TASK BRIEF →
Set down all of the entries word for word, omitting the images they contain.

** START OF RECORDS FOR THE TASK **

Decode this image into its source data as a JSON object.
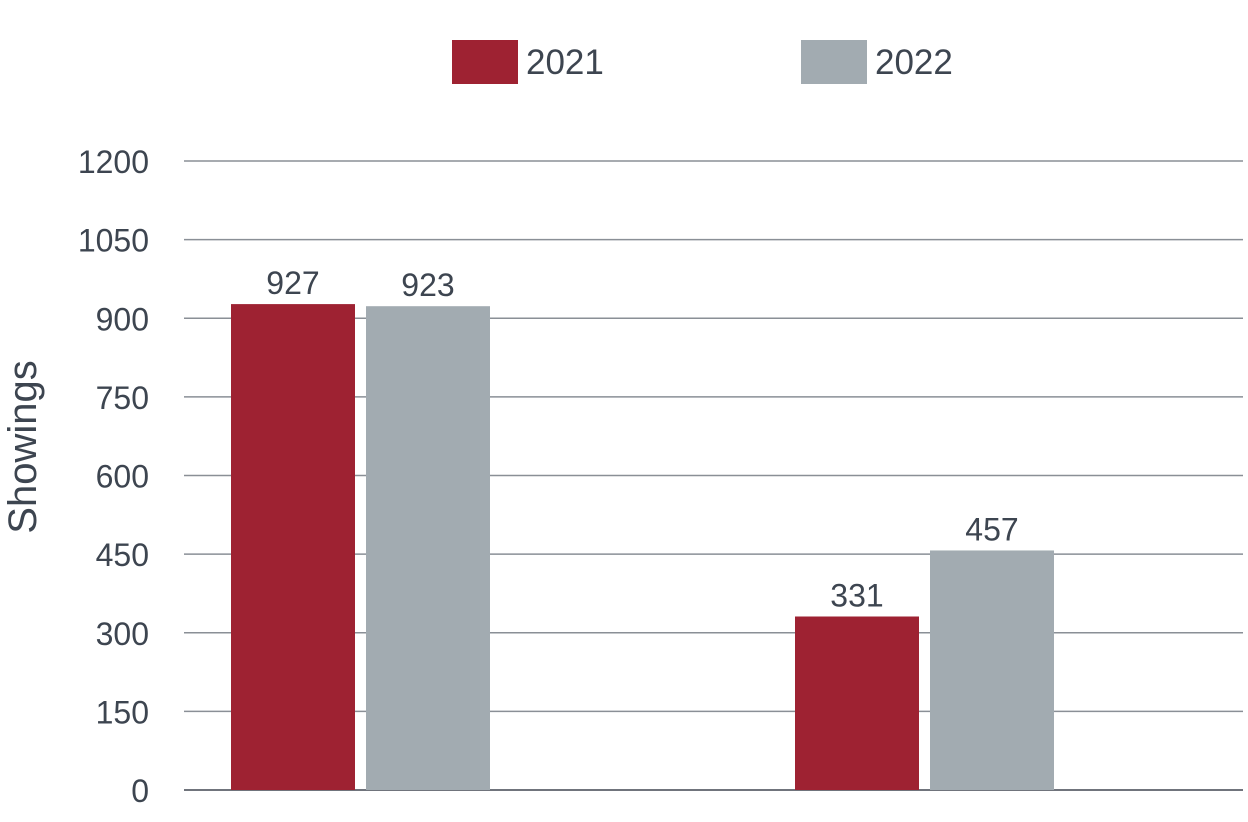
{
  "chart_data": {
    "type": "bar",
    "ylabel": "Showings",
    "ylim": [
      0,
      1200
    ],
    "yticks": [
      0,
      150,
      300,
      450,
      600,
      750,
      900,
      1050,
      1200
    ],
    "grid": true,
    "legend_position": "top-center",
    "categories": [
      "",
      ""
    ],
    "series": [
      {
        "name": "2021",
        "color": "#9e2232",
        "values": [
          927,
          331
        ]
      },
      {
        "name": "2022",
        "color": "#a2abb1",
        "values": [
          923,
          457
        ]
      }
    ]
  }
}
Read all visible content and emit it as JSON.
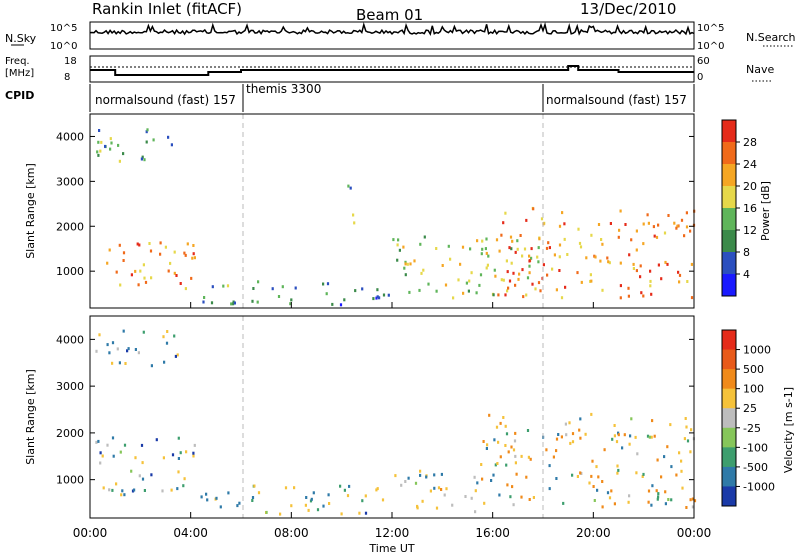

** END OF RECORDS FOR THE TASK **

WRITTEN RESPONSE →
Decode this image into its source data as a JSON object.
{
  "chart_data": {
    "type": "bar",
    "ylabel": "Showings",
    "ylim": [
      0,
      1200
    ],
    "yticks": [
      0,
      150,
      300,
      450,
      600,
      750,
      900,
      1050,
      1200
    ],
    "grid": true,
    "legend_position": "top-center",
    "categories": [
      "",
      ""
    ],
    "series": [
      {
        "name": "2021",
        "color": "#9e2232",
        "values": [
          927,
          331
        ]
      },
      {
        "name": "2022",
        "color": "#a2abb1",
        "values": [
          923,
          457
        ]
      }
    ]
  }
}
Read all visible content and emit it as JSON.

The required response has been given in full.